Data records
%%
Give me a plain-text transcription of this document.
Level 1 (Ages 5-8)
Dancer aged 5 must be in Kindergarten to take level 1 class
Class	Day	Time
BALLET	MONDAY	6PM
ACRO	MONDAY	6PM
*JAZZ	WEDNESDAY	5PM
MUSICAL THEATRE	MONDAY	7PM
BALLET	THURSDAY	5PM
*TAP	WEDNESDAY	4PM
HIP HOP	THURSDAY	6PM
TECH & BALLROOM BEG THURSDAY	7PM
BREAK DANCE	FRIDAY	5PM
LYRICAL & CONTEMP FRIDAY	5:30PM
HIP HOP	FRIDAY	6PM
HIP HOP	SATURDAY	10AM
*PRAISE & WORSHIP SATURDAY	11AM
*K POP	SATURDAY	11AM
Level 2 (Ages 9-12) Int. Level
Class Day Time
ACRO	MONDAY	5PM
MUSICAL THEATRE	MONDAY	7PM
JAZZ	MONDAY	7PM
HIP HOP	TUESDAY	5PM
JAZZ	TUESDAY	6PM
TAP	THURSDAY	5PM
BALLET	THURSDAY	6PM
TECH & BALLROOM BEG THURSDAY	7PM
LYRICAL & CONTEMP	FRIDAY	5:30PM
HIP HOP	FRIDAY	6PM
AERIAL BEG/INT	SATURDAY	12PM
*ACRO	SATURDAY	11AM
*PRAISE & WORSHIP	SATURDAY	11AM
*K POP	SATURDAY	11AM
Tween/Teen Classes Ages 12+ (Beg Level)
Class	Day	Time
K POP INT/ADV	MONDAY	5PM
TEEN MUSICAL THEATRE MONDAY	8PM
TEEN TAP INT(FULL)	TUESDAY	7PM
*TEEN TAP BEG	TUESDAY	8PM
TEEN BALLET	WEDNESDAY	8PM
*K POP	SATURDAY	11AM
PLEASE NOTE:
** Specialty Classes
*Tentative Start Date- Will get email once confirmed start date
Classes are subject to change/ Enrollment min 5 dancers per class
%%
Print all of the entries exactly as they are written.

Give me a plain-text transcription of this document.
Level 1 (Ages 5-8)
Dancer aged 5 must be in Kindergarten to take level 1 class
Class	Day	Time
BALLET	MONDAY	6PM
ACRO	MONDAY	6PM
*JAZZ	WEDNESDAY	5PM
MUSICAL THEATRE	MONDAY	7PM
BALLET	THURSDAY	5PM
*TAP	WEDNESDAY	4PM
HIP HOP	THURSDAY	6PM
TECH & BALLROOM BEG THURSDAY	7PM
BREAK DANCE	FRIDAY	5PM
LYRICAL & CONTEMP FRIDAY	5:30PM
HIP HOP	FRIDAY	6PM
HIP HOP	SATURDAY	10AM
*PRAISE & WORSHIP SATURDAY	11AM
*K POP	SATURDAY	11AM
Level 2 (Ages 9-12) Int. Level
Class Day Time
ACRO	MONDAY	5PM
MUSICAL THEATRE	MONDAY	7PM
JAZZ	MONDAY	7PM
HIP HOP	TUESDAY	5PM
JAZZ	TUESDAY	6PM
TAP	THURSDAY	5PM
BALLET	THURSDAY	6PM
TECH & BALLROOM BEG THURSDAY	7PM
LYRICAL & CONTEMP	FRIDAY	5:30PM
HIP HOP	FRIDAY	6PM
AERIAL BEG/INT	SATURDAY	12PM
*ACRO	SATURDAY	11AM
*PRAISE & WORSHIP	SATURDAY	11AM
*K POP	SATURDAY	11AM
Tween/Teen Classes Ages 12+ (Beg Level)
Class	Day	Time
K POP INT/ADV	MONDAY	5PM
TEEN MUSICAL THEATRE MONDAY	8PM
TEEN TAP INT(FULL)	TUESDAY	7PM
*TEEN TAP BEG	TUESDAY	8PM
TEEN BALLET	WEDNESDAY	8PM
*K POP	SATURDAY	11AM
PLEASE NOTE:
** Specialty Classes
*Tentative Start Date- Will get email once confirmed start date
Classes are subject to change/ Enrollment min 5 dancers per class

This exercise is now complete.